▶ [Description of the task]
In the listing below, locate the lines that hold the string "nihil". Copy those lines.

▶ [Listing]

——————————

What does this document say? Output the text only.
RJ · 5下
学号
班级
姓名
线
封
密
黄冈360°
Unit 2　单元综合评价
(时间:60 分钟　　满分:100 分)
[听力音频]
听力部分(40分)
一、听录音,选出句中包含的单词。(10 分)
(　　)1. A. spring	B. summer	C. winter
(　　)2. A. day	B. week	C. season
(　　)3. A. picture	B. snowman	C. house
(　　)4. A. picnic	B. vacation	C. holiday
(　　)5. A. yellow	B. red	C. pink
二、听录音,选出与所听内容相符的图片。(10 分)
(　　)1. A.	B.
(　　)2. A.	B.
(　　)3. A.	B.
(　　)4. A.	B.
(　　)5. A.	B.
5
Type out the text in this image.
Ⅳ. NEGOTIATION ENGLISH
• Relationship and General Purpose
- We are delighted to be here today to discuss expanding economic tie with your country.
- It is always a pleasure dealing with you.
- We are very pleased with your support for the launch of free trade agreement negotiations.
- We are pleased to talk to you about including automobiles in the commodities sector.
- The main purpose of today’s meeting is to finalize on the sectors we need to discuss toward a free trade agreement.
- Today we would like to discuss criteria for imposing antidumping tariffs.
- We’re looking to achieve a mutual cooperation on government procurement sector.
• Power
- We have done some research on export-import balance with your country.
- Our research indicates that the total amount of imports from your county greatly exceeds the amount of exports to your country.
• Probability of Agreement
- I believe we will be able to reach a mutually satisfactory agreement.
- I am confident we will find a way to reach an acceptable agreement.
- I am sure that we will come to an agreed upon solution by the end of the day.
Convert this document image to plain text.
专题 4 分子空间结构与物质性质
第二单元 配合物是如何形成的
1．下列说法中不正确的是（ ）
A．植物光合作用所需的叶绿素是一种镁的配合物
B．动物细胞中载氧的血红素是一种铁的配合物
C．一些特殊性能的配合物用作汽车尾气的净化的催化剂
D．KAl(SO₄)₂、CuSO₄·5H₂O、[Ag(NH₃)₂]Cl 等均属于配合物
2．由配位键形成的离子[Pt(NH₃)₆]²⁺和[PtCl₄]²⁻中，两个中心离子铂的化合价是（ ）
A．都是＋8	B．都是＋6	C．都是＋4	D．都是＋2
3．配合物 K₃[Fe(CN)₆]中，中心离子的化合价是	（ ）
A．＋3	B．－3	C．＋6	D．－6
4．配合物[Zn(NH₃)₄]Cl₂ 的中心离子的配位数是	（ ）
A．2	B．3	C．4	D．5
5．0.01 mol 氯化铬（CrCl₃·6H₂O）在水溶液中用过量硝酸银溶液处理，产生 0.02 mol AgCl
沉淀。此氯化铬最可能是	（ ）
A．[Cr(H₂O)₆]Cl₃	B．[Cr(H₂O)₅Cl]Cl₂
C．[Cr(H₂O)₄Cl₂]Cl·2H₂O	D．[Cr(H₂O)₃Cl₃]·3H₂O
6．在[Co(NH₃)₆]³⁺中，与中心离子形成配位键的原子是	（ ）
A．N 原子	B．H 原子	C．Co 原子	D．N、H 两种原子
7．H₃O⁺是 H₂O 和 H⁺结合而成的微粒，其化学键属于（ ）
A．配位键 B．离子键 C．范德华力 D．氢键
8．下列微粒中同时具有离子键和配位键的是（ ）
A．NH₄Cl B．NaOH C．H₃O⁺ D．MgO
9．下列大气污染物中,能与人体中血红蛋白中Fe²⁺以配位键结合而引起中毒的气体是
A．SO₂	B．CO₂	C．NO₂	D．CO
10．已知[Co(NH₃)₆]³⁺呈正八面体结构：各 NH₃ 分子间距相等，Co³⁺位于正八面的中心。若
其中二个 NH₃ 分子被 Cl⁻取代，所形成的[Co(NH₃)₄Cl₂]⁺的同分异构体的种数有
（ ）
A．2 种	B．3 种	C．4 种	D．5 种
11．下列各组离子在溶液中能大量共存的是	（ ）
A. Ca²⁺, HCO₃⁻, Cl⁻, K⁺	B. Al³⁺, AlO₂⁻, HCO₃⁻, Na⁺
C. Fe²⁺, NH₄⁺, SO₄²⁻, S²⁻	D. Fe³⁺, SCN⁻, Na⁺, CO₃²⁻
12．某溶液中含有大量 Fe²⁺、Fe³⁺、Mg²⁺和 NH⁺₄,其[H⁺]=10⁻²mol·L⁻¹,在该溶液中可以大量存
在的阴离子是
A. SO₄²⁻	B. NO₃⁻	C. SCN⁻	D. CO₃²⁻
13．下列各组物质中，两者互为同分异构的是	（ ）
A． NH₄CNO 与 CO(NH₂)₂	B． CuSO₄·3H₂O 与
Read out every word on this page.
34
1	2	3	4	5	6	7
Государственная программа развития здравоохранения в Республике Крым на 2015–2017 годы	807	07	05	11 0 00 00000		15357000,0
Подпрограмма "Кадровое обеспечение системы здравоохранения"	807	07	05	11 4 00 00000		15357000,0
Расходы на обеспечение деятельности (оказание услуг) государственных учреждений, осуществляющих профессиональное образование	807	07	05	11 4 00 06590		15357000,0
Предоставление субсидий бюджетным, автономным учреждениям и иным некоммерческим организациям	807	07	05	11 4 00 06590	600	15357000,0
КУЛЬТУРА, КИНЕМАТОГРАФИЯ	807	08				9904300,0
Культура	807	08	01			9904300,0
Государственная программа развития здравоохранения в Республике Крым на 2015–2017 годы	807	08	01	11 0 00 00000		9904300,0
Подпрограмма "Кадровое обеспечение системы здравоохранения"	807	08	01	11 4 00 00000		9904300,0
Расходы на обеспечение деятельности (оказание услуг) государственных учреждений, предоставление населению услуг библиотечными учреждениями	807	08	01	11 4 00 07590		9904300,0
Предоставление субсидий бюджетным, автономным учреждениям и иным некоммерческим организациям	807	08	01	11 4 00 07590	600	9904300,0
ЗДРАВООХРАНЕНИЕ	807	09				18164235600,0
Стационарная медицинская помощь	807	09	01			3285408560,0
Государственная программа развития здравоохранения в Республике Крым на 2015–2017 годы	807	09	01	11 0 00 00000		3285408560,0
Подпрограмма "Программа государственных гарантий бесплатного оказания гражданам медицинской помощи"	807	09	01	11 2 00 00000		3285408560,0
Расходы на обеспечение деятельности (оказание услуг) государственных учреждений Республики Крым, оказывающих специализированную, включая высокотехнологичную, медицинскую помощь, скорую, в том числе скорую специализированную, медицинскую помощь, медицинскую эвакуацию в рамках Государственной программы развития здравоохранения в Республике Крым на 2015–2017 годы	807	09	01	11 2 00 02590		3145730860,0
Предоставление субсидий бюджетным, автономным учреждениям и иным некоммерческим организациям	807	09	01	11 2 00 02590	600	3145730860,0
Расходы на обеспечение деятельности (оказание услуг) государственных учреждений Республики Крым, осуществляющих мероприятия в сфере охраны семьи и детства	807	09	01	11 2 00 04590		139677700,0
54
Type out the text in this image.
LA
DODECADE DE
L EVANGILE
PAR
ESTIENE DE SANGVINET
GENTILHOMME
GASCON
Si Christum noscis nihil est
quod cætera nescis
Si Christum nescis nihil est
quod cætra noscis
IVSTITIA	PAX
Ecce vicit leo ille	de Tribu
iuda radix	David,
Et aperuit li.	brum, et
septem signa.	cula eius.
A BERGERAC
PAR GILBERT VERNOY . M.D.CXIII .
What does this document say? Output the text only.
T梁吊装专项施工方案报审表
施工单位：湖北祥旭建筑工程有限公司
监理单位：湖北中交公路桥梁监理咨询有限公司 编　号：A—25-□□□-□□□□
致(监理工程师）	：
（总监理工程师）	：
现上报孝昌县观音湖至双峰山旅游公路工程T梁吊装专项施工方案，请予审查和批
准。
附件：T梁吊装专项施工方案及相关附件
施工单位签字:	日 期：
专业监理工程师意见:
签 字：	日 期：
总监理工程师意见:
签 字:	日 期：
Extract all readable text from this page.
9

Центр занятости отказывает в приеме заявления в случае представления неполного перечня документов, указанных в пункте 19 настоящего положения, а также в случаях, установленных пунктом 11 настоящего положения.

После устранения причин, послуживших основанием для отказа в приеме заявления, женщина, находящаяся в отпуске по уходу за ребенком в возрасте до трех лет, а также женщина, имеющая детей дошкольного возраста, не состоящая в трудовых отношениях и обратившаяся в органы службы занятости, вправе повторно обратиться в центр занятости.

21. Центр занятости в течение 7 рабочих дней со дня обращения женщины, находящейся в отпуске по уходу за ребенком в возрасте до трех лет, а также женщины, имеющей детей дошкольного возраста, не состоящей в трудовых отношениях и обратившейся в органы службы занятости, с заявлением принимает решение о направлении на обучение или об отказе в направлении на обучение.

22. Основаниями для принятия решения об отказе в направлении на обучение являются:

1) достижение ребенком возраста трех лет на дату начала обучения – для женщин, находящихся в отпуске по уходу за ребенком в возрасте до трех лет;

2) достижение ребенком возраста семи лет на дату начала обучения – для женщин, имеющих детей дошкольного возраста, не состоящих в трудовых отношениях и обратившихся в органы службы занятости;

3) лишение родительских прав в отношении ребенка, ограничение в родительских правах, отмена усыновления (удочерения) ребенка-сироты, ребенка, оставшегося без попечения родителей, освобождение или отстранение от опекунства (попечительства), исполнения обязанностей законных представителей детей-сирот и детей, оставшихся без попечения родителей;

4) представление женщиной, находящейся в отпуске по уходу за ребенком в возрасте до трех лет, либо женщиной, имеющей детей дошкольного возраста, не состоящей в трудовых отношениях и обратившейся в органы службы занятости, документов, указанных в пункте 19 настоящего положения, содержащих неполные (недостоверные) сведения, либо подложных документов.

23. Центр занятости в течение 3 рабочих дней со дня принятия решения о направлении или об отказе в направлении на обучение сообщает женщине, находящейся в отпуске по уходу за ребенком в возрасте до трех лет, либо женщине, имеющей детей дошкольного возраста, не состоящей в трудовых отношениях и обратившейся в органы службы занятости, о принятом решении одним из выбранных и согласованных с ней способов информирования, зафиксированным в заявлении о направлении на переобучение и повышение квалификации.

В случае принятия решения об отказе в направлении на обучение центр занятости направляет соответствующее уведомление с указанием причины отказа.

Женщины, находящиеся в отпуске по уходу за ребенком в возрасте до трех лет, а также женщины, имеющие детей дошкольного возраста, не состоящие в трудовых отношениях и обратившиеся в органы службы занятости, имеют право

——————————

▶ [The output]
Si Christum noscis nihil est
Si Christum nescis nihil est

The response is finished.